◆ **SOURCE DATA**:
..............................

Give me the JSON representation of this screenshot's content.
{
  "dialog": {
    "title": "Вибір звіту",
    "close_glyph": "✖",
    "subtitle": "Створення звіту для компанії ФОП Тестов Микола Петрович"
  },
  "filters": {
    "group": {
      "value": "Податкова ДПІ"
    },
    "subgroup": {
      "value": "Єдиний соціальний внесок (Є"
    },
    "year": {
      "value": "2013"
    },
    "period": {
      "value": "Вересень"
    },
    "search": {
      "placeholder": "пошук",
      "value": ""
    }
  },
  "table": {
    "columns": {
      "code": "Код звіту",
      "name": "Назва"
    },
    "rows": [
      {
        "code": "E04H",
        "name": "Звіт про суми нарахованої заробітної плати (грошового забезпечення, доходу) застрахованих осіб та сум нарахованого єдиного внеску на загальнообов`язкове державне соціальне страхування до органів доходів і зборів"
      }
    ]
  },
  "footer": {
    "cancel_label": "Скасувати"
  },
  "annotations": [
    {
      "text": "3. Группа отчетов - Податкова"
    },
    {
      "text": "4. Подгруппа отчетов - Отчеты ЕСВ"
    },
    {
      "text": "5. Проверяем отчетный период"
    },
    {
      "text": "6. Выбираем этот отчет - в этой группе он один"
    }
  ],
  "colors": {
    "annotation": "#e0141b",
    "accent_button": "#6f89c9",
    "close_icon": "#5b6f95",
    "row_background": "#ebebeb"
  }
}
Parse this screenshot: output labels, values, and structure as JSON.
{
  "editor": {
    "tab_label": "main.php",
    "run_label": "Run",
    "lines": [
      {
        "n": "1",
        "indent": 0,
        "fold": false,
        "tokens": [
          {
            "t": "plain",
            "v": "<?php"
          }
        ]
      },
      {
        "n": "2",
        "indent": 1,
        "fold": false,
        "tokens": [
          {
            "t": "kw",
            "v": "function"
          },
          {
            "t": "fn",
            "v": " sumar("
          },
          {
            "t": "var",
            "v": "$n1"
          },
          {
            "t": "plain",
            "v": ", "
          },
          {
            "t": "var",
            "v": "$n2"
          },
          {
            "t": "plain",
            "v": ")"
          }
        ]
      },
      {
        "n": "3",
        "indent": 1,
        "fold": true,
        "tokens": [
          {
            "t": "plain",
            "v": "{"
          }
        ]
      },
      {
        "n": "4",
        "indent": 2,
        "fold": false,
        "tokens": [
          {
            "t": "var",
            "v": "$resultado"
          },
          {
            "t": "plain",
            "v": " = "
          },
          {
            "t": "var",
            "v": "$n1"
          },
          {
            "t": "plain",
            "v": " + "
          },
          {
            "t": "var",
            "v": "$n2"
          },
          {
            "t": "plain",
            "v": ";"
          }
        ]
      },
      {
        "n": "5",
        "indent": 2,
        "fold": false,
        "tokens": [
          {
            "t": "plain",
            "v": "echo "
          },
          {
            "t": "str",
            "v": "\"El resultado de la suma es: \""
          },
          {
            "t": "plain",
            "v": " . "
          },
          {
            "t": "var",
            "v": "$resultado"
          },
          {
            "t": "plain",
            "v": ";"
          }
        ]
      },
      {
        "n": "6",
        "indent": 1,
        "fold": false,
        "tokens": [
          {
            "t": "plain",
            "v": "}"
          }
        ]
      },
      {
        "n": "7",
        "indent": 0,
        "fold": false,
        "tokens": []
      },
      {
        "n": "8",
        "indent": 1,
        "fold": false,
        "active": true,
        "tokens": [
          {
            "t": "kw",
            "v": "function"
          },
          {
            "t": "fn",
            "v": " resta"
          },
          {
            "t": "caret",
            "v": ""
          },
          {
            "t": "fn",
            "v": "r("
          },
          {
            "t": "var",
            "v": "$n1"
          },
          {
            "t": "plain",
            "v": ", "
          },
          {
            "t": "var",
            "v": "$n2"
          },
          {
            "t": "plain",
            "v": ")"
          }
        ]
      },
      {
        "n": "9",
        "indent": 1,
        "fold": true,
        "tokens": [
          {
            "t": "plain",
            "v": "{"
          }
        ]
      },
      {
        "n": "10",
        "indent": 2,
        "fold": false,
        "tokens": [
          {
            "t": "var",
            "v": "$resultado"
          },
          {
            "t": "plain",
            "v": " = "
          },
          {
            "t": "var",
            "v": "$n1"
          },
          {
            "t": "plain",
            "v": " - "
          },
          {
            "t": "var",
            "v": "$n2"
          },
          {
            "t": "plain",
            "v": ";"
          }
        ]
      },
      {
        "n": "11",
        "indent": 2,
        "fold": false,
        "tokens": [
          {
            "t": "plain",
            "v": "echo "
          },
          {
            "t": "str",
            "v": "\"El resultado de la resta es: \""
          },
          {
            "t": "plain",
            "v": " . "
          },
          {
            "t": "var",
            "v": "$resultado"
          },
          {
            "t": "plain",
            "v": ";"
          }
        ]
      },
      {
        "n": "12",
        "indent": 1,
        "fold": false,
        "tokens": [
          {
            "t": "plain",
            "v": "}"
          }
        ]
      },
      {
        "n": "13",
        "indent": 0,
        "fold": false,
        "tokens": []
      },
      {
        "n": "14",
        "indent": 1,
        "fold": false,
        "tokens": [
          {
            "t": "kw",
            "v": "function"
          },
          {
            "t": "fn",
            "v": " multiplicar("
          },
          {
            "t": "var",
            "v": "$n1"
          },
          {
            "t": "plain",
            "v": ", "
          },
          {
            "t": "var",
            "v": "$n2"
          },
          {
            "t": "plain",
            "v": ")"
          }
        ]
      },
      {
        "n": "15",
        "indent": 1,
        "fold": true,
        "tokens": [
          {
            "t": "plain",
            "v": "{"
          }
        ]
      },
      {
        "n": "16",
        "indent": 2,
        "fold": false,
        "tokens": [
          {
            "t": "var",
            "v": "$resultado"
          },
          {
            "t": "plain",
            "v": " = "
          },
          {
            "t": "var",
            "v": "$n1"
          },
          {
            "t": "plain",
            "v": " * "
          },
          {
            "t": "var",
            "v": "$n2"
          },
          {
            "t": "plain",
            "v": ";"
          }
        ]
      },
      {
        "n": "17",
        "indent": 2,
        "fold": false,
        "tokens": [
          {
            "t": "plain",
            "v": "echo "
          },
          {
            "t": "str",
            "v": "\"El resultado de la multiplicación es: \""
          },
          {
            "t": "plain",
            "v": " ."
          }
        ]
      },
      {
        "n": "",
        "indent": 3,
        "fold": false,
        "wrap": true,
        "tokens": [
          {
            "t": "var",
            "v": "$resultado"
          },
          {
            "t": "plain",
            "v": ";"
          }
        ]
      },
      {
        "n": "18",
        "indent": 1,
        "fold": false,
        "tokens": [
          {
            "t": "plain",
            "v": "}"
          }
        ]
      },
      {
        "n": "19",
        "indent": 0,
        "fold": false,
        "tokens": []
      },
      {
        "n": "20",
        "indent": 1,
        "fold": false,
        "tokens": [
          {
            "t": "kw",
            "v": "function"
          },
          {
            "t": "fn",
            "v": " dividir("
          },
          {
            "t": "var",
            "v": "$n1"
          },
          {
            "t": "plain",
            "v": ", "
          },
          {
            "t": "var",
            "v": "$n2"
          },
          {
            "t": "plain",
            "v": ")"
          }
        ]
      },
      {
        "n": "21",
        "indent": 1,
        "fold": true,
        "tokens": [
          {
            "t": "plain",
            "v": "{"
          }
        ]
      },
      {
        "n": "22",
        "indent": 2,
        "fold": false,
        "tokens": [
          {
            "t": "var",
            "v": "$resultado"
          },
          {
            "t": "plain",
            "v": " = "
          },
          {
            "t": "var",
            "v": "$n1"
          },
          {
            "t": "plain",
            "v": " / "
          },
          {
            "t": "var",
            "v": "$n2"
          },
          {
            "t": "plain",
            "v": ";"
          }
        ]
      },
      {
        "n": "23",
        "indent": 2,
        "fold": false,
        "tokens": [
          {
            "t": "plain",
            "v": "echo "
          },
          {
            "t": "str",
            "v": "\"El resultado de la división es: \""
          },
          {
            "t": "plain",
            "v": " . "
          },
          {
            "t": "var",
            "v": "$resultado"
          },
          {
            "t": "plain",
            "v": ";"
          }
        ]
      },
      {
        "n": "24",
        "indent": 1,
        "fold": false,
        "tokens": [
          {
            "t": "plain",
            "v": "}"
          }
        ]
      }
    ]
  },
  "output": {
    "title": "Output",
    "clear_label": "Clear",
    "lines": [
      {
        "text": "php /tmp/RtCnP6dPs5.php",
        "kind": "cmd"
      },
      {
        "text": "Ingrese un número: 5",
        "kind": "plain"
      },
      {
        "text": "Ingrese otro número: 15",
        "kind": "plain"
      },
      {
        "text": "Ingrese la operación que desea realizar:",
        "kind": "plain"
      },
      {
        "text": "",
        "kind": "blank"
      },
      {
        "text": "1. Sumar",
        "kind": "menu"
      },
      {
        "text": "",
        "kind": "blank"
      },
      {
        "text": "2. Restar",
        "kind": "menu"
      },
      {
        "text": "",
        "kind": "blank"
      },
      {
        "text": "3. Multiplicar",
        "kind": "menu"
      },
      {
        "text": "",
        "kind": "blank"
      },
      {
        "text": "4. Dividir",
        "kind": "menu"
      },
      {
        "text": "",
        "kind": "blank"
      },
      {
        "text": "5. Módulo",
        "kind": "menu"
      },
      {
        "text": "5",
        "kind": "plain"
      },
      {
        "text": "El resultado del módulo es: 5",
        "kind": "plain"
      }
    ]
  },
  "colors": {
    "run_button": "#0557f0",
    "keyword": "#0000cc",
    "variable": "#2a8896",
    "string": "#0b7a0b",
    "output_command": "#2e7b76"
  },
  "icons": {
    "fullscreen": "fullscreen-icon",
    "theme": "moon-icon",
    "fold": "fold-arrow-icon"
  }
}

..............................

◆ **GIVEN REQUEST**: State the count of lines in the data holding the word "JSON", adding nothing to it.

◆ **WRITTEN RESPONSE**: 2